„Kane” to kolejny tom serii o braciach
Slater. Tym razem mamy okazję lepiej poznać starszego brata Dominica – Kane.
Spotkamy także Aideen Collins, która spróbuje zawrócić mężczyźnie w głowie.
Kane Slater jest szorstkim facetem,
który jest raczej typem człowieka aspołecznego. Nie przepada za ludźmi, a jego
twarz i ciało zdobią blizny, które raczej nie sprzyjają nawiązywaniu nowych
znajomości, gdyż wzbudzają strach u innych. Jednak mało kto wie, że i jego
serce szpeci skaza. Aideen Collins natomiast to dziewczyna potrafiąca postawić
na swoim. Wychowała się wśród mężczyzn, dzięki czemu umie sobie z nimi świetnie
radzić. Potrafi też walczyć o swoich i jest bezpośrednia. Oboje nie przepadają
za sobą zbytnio, ale jednocześnie ich losy są połączone. Kiedy chłopak
zachoruje, to właśnie Aideen pospieszy mu z pomocą i otoczy go troską. Będzie
przy nim także wtedy, kiedy przeszłość Kane’a da o sobie znać.
– Co moje, to twoje.
– To działa tylko po ślubie.
– To działa tylko po ślubie.

### Pokazane wiersze:
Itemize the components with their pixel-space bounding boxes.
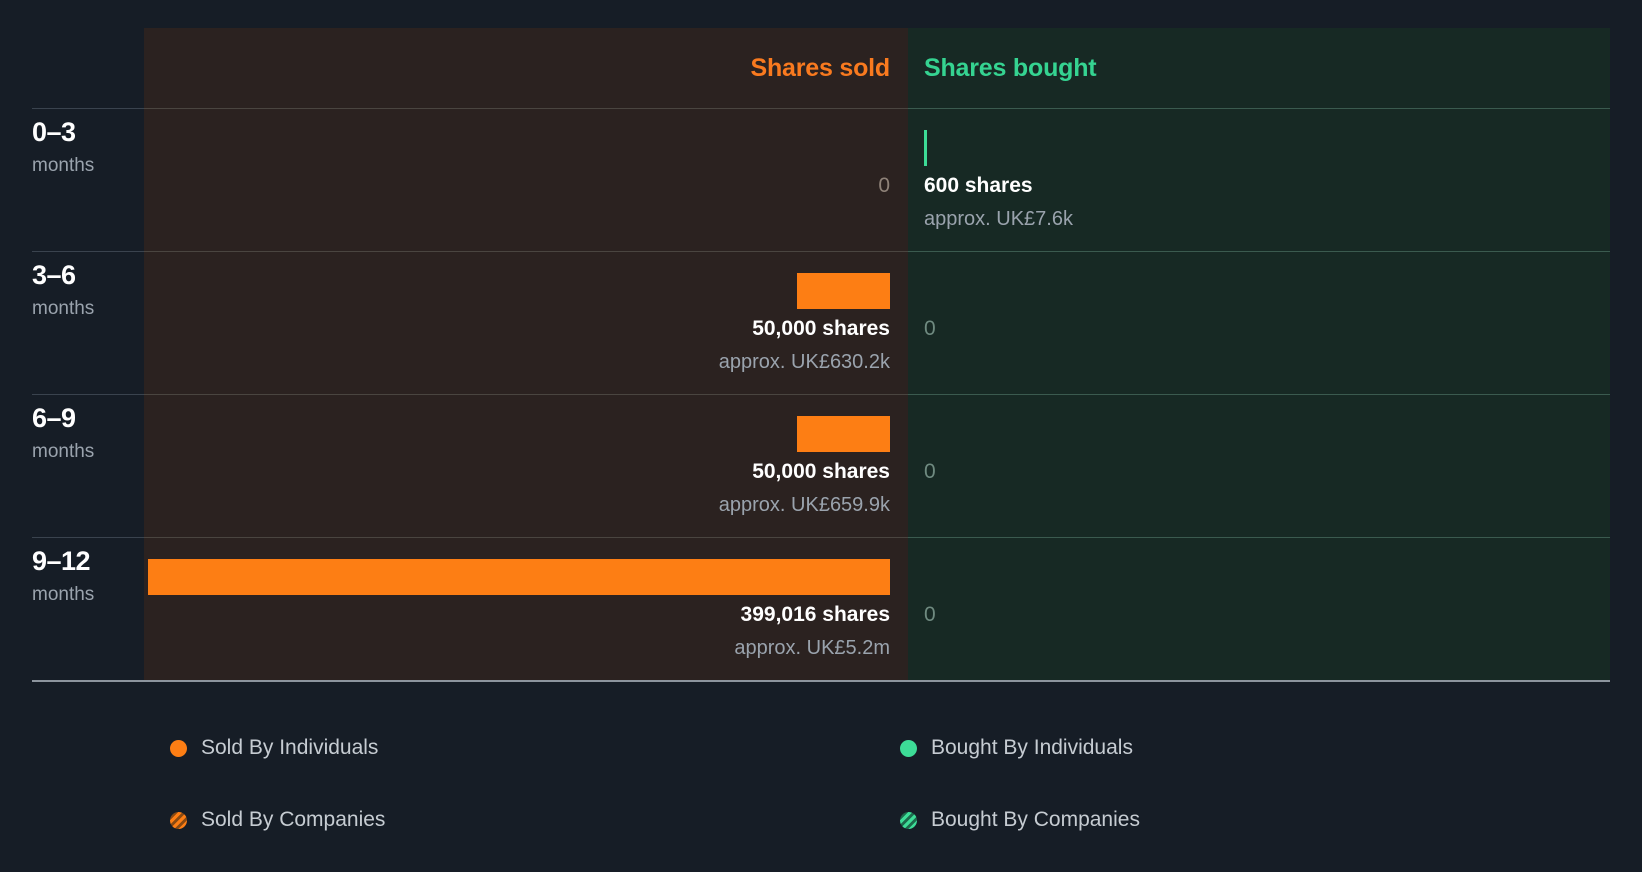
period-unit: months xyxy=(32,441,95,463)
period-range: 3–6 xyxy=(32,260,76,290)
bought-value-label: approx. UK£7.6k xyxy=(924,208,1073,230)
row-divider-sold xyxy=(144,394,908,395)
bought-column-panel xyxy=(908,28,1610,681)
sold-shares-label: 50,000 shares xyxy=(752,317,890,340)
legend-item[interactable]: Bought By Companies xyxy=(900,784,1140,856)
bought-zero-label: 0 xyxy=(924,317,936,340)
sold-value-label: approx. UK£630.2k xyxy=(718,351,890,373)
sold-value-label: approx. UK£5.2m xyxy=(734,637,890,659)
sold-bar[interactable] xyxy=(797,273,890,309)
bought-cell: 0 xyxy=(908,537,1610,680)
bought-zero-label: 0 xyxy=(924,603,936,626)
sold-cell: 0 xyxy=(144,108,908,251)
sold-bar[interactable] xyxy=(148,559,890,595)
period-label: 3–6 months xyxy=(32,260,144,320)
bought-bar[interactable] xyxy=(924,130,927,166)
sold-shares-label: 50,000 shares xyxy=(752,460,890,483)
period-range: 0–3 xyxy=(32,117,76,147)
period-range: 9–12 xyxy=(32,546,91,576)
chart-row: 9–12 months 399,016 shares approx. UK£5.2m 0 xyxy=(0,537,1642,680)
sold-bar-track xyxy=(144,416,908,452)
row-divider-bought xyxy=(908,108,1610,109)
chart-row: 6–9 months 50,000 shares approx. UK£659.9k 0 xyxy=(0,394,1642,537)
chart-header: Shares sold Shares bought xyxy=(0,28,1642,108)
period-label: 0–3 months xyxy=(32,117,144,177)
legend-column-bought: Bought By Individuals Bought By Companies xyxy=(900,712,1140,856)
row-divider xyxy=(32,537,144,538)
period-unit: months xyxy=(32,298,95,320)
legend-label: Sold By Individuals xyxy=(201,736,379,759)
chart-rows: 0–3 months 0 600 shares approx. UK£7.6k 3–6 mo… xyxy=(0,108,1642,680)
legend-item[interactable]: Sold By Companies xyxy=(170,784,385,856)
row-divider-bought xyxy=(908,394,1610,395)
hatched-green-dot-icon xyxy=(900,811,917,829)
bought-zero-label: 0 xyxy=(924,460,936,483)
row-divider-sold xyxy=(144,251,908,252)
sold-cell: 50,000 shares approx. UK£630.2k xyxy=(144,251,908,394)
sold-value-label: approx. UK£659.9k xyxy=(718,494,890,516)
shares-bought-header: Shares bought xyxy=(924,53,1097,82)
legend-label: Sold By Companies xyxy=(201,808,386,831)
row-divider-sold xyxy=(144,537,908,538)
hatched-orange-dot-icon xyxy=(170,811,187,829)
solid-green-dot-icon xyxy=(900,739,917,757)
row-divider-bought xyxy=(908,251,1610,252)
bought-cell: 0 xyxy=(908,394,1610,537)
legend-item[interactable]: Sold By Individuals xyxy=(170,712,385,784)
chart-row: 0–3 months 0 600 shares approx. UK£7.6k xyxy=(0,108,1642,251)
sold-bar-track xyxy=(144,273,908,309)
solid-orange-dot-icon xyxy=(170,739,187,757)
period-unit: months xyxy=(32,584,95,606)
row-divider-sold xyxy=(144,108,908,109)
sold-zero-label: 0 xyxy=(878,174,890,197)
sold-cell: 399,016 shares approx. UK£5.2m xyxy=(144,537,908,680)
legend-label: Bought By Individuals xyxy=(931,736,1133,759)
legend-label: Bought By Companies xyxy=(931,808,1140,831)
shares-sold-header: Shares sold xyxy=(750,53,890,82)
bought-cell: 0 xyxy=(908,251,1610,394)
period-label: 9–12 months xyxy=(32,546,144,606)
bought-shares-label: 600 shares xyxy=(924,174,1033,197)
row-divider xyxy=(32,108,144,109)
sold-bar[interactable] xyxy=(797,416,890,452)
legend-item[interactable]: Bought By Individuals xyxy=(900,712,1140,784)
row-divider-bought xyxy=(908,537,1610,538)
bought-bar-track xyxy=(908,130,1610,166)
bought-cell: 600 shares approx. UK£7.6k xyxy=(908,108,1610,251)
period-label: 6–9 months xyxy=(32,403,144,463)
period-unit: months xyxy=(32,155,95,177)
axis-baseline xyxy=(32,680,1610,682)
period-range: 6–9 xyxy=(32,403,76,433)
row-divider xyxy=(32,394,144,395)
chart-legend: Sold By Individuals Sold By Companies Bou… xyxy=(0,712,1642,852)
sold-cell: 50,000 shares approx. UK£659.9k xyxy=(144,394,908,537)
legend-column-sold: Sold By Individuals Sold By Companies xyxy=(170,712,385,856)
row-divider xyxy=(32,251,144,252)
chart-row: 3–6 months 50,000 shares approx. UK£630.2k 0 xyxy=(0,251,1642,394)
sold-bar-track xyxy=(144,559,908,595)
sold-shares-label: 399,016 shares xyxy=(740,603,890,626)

### Treść polecenia:
Kontynuuj tekst o powieści „Kane”, zaczynając zaraz po jego ostatnim zdaniu. Wiersze pochodzą z innego źródła niż tekst.

### Wynik zadania:
Polubiłam wszystkich braci Slater już
przy okazji pierwszego tomu – „Dominica”. To naprawdę świetni chłopcy, którzy
niestety dostali od życia porządne baty. Postać Kane’a też wyjątkowo mi się
spodobała i bardzo się cieszę, że w końcu dostałam książkę całkowicie z nim
związaną. Trochę obawiałam się, że tym razem będzie to czysty romans, ale na
szczęście tak nie było. Tak jak wcześniej autorka wplotła tutaj coś więcej niż
relacje miedzy dwoma bohaterami. Jest tutaj widoczna intryga i przeszłość
wpływająca na teraźniejszość, czyli coś, co bardzo lubię. Dzięki temu powieść
ma swoje drugie dno i wątek miłosny nie stanowi całości.
Jeśli chodzi o wątek miłosny, to
spodobał mi się. Lubię, gdy bohaterowie na początku nie mogą się dogadać.
Trochę to oklepane, wiem, ale są pewne schematy, które bardzo lubię i nic na to
nie poradzę. Ponadto zazwyczaj przy takim poprowadzeniu romansu można się
spodziewać droczenia się i dokuczania sobie. Niestety nie ma tu tego w takiej
ilości, jakbym tego chciała, ale coś takiego pojawiło się i bardzo mnie to
ucieszyło.
– Przez takie osoby jak
ty na szamponach do włosów umieszczają instrukcję obsługi.
– Sugerujesz, że jestem głupi?
- Nie, mówię wprost, że jesteś głupi.
– Sugerujesz, że jestem głupi?
- Nie, mówię wprost, że jesteś głupi.
Pierwsza część
bardzo mi się podobała, drugiej (jeszcze) nie czytałam, ale trzecia to
zdecydowanie coś dużo lepszego. Bohaterka rozwija się w swojej twórczości i
widać to gołym okiem. Ponadto jest tutaj coraz więcej emocji, wrażeń i akcji.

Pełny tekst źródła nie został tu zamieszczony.